Render the lines below, from the one containing "zone-price-input[interactable]: 0.00000: [178, 561, 225, 578]" through the one containing "euro-sign: €: [228, 563, 235, 576]", as a Markdown table with a Row column for the row number and a Line column for the line itself, leaving out any blank lines.

> MATERIAL FOR THIS TASK
+--

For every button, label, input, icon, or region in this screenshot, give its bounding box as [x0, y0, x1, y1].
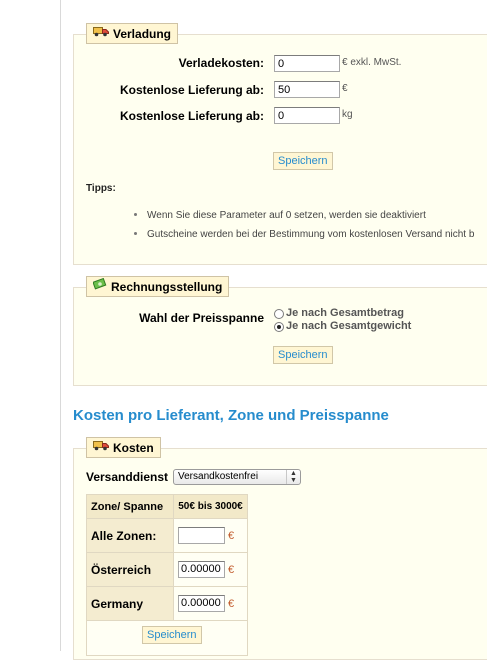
zone-price-input[interactable]: 0.00000: [178, 561, 225, 578]
zone-name: Germany: [86, 586, 174, 621]
truck-icon: [93, 437, 109, 458]
zone-name: Alle Zonen:: [86, 518, 174, 553]
free-shipping-weight-input[interactable]: [274, 107, 340, 124]
table-header-row: Zone/ Spanne 50€ bis 3000€: [86, 494, 248, 519]
table-row: Österreich 0.00000 €: [86, 552, 248, 587]
radio-gesamtbetrag-label: Je nach Gesamtbetrag: [286, 307, 404, 319]
zone-value-cell: €: [173, 518, 248, 553]
zone-value-cell: 0.00000 €: [173, 552, 248, 587]
section-heading: Kosten pro Lieferant, Zone und Preisspan…: [73, 407, 389, 424]
euro-sign: €: [228, 529, 235, 542]
free-shipping-weight-label: Kostenlose Lieferung ab:: [119, 109, 264, 123]
carrier-select[interactable]: Versandkostenfrei ▲ ▼: [173, 469, 301, 485]
preisspanne-label: Wahl der Preisspanne: [139, 311, 264, 325]
select-arrows-icon: ▲ ▼: [286, 470, 300, 484]
table-row: Alle Zonen: €: [86, 518, 248, 553]
tips-label: Tipps:: [86, 183, 116, 194]
euro-sign: €: [228, 597, 235, 610]
zone-name: Österreich: [86, 552, 174, 587]
kosten-legend-label: Kosten: [113, 441, 154, 455]
kosten-save-button[interactable]: Speichern: [142, 626, 202, 644]
truck-icon: [93, 23, 109, 44]
verladung-save-button[interactable]: Speichern: [273, 152, 333, 170]
header-range: 50€ bis 3000€: [173, 494, 248, 519]
tip-text: Gutscheine werden bei der Bestimmung vom…: [147, 229, 475, 240]
zone-price-input[interactable]: 0.00000: [178, 595, 225, 612]
radio-gesamtgewicht-label: Je nach Gesamtgewicht: [286, 320, 412, 332]
free-shipping-price-label: Kostenlose Lieferung ab:: [119, 83, 264, 97]
rechnung-save-button[interactable]: Speichern: [273, 346, 333, 364]
verladung-legend: Verladung: [86, 23, 179, 44]
rechnung-fieldset: [73, 287, 487, 386]
zone-price-input[interactable]: [178, 527, 225, 544]
euro-sign: €: [228, 563, 235, 576]
radio-gesamtgewicht[interactable]: [274, 322, 284, 332]
verladekosten-label: Verladekosten:: [178, 56, 264, 70]
left-divider: [60, 0, 61, 651]
carrier-label: Versanddienst: [86, 470, 169, 484]
tip-item: Wenn Sie diese Parameter auf 0 setzen, w…: [134, 210, 426, 221]
verladekosten-input[interactable]: [274, 55, 340, 72]
free-shipping-weight-unit: kg: [342, 109, 353, 120]
radio-gesamtbetrag[interactable]: [274, 309, 284, 319]
tip-text: Wenn Sie diese Parameter auf 0 setzen, w…: [147, 210, 426, 221]
header-zone: Zone/ Spanne: [86, 494, 174, 519]
carrier-select-value: Versandkostenfrei: [178, 471, 259, 482]
table-row: Germany 0.00000 €: [86, 586, 248, 621]
verladekosten-unit: € exkl. MwSt.: [342, 57, 402, 68]
rechnung-legend: Rechnungsstellung: [86, 276, 230, 297]
money-icon: [92, 276, 107, 297]
free-shipping-price-input[interactable]: [274, 81, 340, 98]
kosten-legend: Kosten: [86, 437, 161, 458]
zone-value-cell: 0.00000 €: [173, 586, 248, 621]
tip-item: Gutscheine werden bei der Bestimmung vom…: [134, 229, 486, 240]
verladung-legend-label: Verladung: [113, 27, 172, 41]
free-shipping-price-unit: €: [342, 83, 348, 94]
rechnung-legend-label: Rechnungsstellung: [111, 280, 223, 294]
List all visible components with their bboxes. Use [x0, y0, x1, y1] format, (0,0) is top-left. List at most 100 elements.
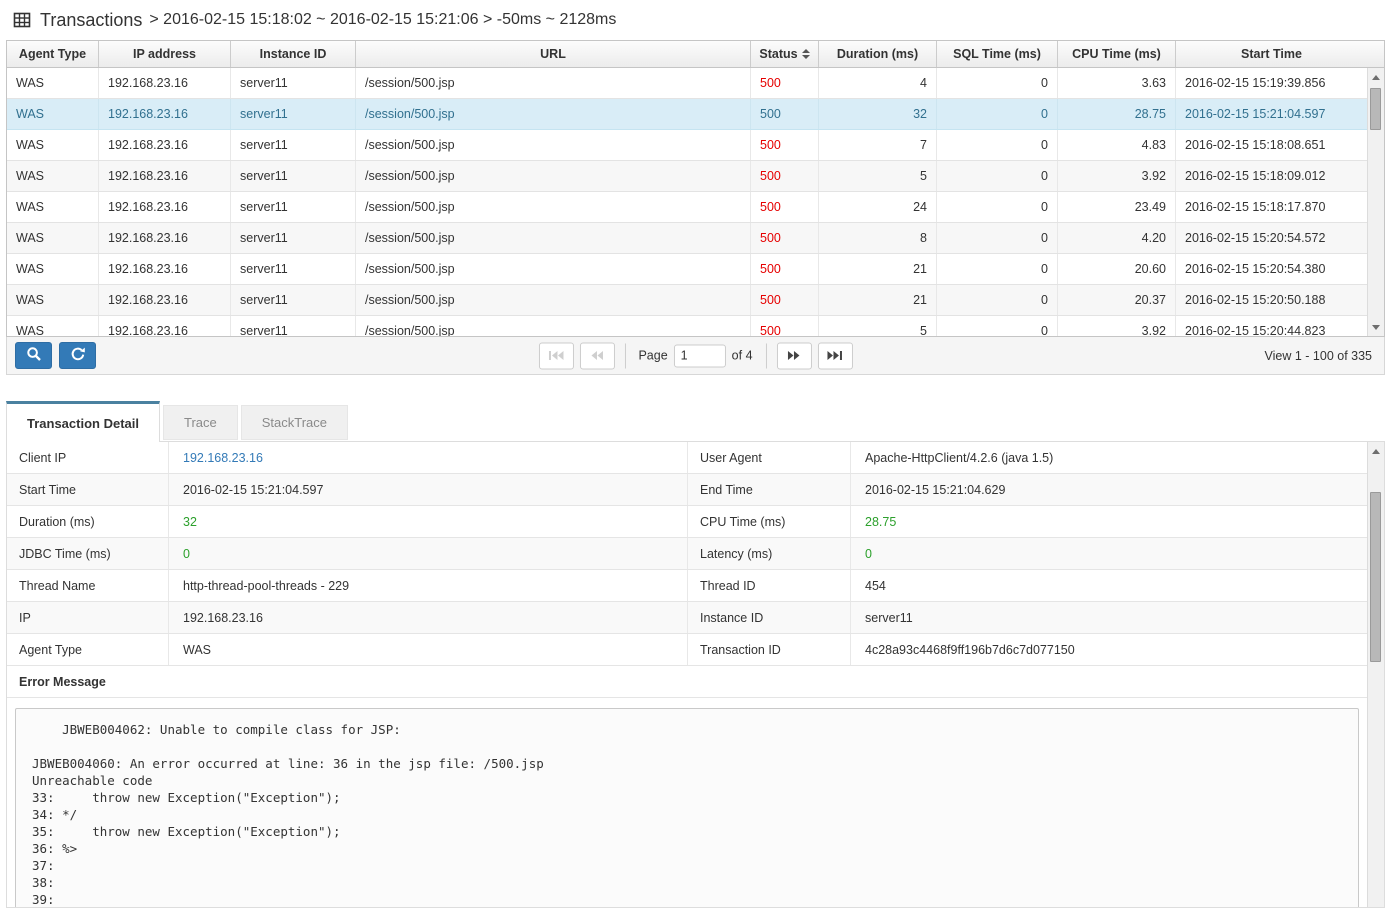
detail-vertical-scrollbar[interactable] — [1367, 442, 1384, 907]
cell-instance-id: server11 — [231, 99, 356, 129]
col-header-label: Instance ID — [260, 47, 327, 61]
cell-ip-address: 192.168.23.16 — [99, 192, 231, 222]
page-title: Transactions — [40, 10, 142, 31]
cell-cpu-time: 3.63 — [1058, 68, 1176, 98]
tab-label: Trace — [184, 415, 217, 430]
col-header-agent-type[interactable]: Agent Type — [7, 41, 99, 67]
detail-label-instance-id: Instance ID — [688, 602, 851, 633]
col-header-status[interactable]: Status — [751, 41, 819, 67]
last-page-button[interactable] — [818, 342, 853, 369]
cell-ip-address: 192.168.23.16 — [99, 161, 231, 191]
cell-duration: 7 — [819, 130, 937, 160]
detail-value-thread-name: http-thread-pool-threads - 229 — [169, 570, 688, 601]
grid-body: WAS 192.168.23.16 server11 /session/500.… — [6, 68, 1385, 337]
cell-cpu-time: 3.92 — [1058, 316, 1176, 336]
cell-cpu-time: 23.49 — [1058, 192, 1176, 222]
col-header-label: Start Time — [1241, 47, 1302, 61]
transaction-row-selected[interactable]: WAS 192.168.23.16 server11 /session/500.… — [7, 99, 1367, 130]
cell-ip-address: 192.168.23.16 — [99, 68, 231, 98]
cell-url: /session/500.jsp — [356, 223, 751, 253]
col-header-sql-time[interactable]: SQL Time (ms) — [937, 41, 1058, 67]
transaction-row[interactable]: WAS 192.168.23.16 server11 /session/500.… — [7, 316, 1367, 336]
cell-sql-time: 0 — [937, 254, 1058, 284]
tab-transaction-detail[interactable]: Transaction Detail — [6, 401, 160, 442]
pager-separator — [766, 343, 767, 368]
search-button[interactable] — [15, 342, 52, 369]
first-page-button[interactable] — [538, 342, 573, 369]
cell-ip-address: 192.168.23.16 — [99, 130, 231, 160]
col-header-url[interactable]: URL — [356, 41, 751, 67]
transaction-row[interactable]: WAS 192.168.23.16 server11 /session/500.… — [7, 192, 1367, 223]
cell-instance-id: server11 — [231, 68, 356, 98]
cell-start-time: 2016-02-15 15:20:44.823 — [1176, 316, 1367, 336]
transaction-row[interactable]: WAS 192.168.23.16 server11 /session/500.… — [7, 161, 1367, 192]
cell-cpu-time: 4.83 — [1058, 130, 1176, 160]
transactions-grid: Agent Type IP address Instance ID URL St… — [6, 40, 1385, 337]
cell-agent-type: WAS — [7, 99, 99, 129]
scroll-down-arrow[interactable] — [1368, 319, 1384, 335]
cell-url: /session/500.jsp — [356, 68, 751, 98]
detail-label-client-ip: Client IP — [7, 442, 169, 473]
detail-value-end-time: 2016-02-15 15:21:04.629 — [851, 474, 1367, 505]
col-header-label: IP address — [133, 47, 196, 61]
cell-cpu-time: 20.37 — [1058, 285, 1176, 315]
detail-row: Client IP 192.168.23.16 User Agent Apach… — [7, 442, 1367, 474]
cell-agent-type: WAS — [7, 316, 99, 336]
col-header-ip-address[interactable]: IP address — [99, 41, 231, 67]
prev-page-icon — [590, 348, 604, 363]
grid-vertical-scrollbar[interactable] — [1367, 68, 1384, 336]
refresh-button[interactable] — [59, 342, 96, 369]
transaction-row[interactable]: WAS 192.168.23.16 server11 /session/500.… — [7, 254, 1367, 285]
detail-label-transaction-id: Transaction ID — [688, 634, 851, 665]
cell-status: 500 — [751, 99, 819, 129]
tab-stacktrace[interactable]: StackTrace — [241, 405, 348, 440]
cell-instance-id: server11 — [231, 161, 356, 191]
page-label: Page — [638, 349, 667, 363]
cell-start-time: 2016-02-15 15:20:54.380 — [1176, 254, 1367, 284]
detail-label-jdbc-time: JDBC Time (ms) — [7, 538, 169, 569]
cell-url: /session/500.jsp — [356, 285, 751, 315]
scroll-up-arrow[interactable] — [1368, 443, 1384, 459]
detail-value-transaction-id: 4c28a93c4468f9ff196b7d6c7d077150 — [851, 634, 1367, 665]
sort-arrows-icon[interactable] — [802, 49, 810, 59]
cell-url: /session/500.jsp — [356, 192, 751, 222]
scroll-up-arrow[interactable] — [1368, 69, 1384, 85]
col-header-instance-id[interactable]: Instance ID — [231, 41, 356, 67]
transaction-row[interactable]: WAS 192.168.23.16 server11 /session/500.… — [7, 285, 1367, 316]
transaction-row[interactable]: WAS 192.168.23.16 server11 /session/500.… — [7, 223, 1367, 254]
prev-page-button[interactable] — [579, 342, 614, 369]
col-header-start-time[interactable]: Start Time — [1176, 41, 1367, 67]
detail-value-cpu-time: 28.75 — [851, 506, 1367, 537]
cell-start-time: 2016-02-15 15:20:50.188 — [1176, 285, 1367, 315]
cell-url: /session/500.jsp — [356, 130, 751, 160]
tab-trace[interactable]: Trace — [163, 405, 238, 440]
page-input[interactable] — [674, 344, 726, 367]
grid-header-row: Agent Type IP address Instance ID URL St… — [6, 40, 1385, 68]
col-header-label: Duration (ms) — [837, 47, 918, 61]
cell-instance-id: server11 — [231, 130, 356, 160]
col-header-cpu-time[interactable]: CPU Time (ms) — [1058, 41, 1176, 67]
transaction-row[interactable]: WAS 192.168.23.16 server11 /session/500.… — [7, 130, 1367, 161]
cell-status: 500 — [751, 285, 819, 315]
cell-cpu-time: 4.20 — [1058, 223, 1176, 253]
error-message-label: Error Message — [7, 675, 106, 689]
scrollbar-thumb[interactable] — [1370, 88, 1381, 130]
col-header-label: URL — [540, 47, 566, 61]
detail-value-client-ip[interactable]: 192.168.23.16 — [169, 442, 688, 473]
next-page-button[interactable] — [777, 342, 812, 369]
cell-instance-id: server11 — [231, 285, 356, 315]
scrollbar-thumb[interactable] — [1370, 492, 1381, 662]
cell-sql-time: 0 — [937, 285, 1058, 315]
col-header-label: CPU Time (ms) — [1072, 47, 1161, 61]
cell-status: 500 — [751, 316, 819, 336]
col-header-duration[interactable]: Duration (ms) — [819, 41, 937, 67]
tab-label: StackTrace — [262, 415, 327, 430]
cell-sql-time: 0 — [937, 130, 1058, 160]
transaction-row[interactable]: WAS 192.168.23.16 server11 /session/500.… — [7, 68, 1367, 99]
detail-value-duration: 32 — [169, 506, 688, 537]
detail-label-ip: IP — [7, 602, 169, 633]
error-message-text: JBWEB004062: Unable to compile class for… — [32, 721, 1342, 907]
cell-ip-address: 192.168.23.16 — [99, 285, 231, 315]
cell-cpu-time: 3.92 — [1058, 161, 1176, 191]
grid-rows: WAS 192.168.23.16 server11 /session/500.… — [7, 68, 1367, 336]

+--

> EXERCISE ANSWER
| Row | Line |
|---|---|
| 1 | zone-price-input[interactable]: 0.00000: [178, 561, 225, 578] |
| 2 | zone-name: Germany: [86, 586, 174, 621] |
| 3 | truck-icon: [93, 437, 109, 458] |
| 4 | zone-name: Alle Zonen:: [86, 518, 174, 553] |
| 5 | free-shipping-weight-input[interactable]: [274, 107, 340, 124] |
| 6 | table-header-row: Zone/ Spanne 50€ bis 3000€: [86, 494, 248, 519] |
| 7 | table-row: Österreich 0.00000 €: [86, 552, 248, 587] |
| 8 | radio-gesamtbetrag-label: Je nach Gesamtbetrag: [286, 307, 404, 319] |
| 9 | zone-value-cell: €: [173, 518, 248, 553] |
| 10 | zone-value-cell: 0.00000 €: [173, 552, 248, 587] |
| 11 | section-heading: Kosten pro Lieferant, Zone und Preisspan…: [73, 407, 389, 424] |
| 12 | euro-sign: €: [228, 529, 235, 542] |
| 13 | free-shipping-weight-label: Kostenlose Lieferung ab:: [119, 109, 264, 123] |
| 14 | carrier-select[interactable]: Versandkostenfrei ▲ ▼: [173, 469, 301, 485] |
| 15 | preisspanne-label: Wahl der Preisspanne: [139, 311, 264, 325] |
| 16 | select-arrows-icon: ▲ ▼: [286, 470, 300, 484] |
| 17 | table-row: Alle Zonen: €: [86, 518, 248, 553] |
| 18 | tips-label: Tipps:: [86, 183, 116, 194] |
| 19 | euro-sign: €: [228, 597, 235, 610] |
| 20 | zone-name: Österreich: [86, 552, 174, 587] |
| 21 | kosten-legend-label: Kosten: [113, 441, 154, 455] |
| 22 | kosten-save-button[interactable]: Speichern: [142, 626, 202, 644] |
| 23 | truck-icon: [93, 23, 109, 44] |
| 24 | verladung-save-button[interactable]: Speichern: [273, 152, 333, 170] |
| 25 | header-range: 50€ bis 3000€: [173, 494, 248, 519] |
| 26 | tip-text: Gutscheine werden bei der Bestimmung vom…: [147, 229, 475, 240] |
| 27 | zone-price-input[interactable]: 0.00000: [178, 595, 225, 612] |
| 28 | radio-gesamtgewicht-label: Je nach Gesamtgewicht: [286, 320, 412, 332] |
| 29 | free-shipping-price-label: Kostenlose Lieferung ab:: [119, 83, 264, 97] |
| 30 | rechnung-save-button[interactable]: Speichern: [273, 346, 333, 364] |
| 31 | verladung-legend: Verladung: [86, 23, 179, 44] |
| 32 | rechnung-fieldset: [73, 287, 487, 386] |
| 33 | zone-price-input[interactable]: [178, 527, 225, 544] |
| 34 | euro-sign: €: [228, 563, 235, 576] |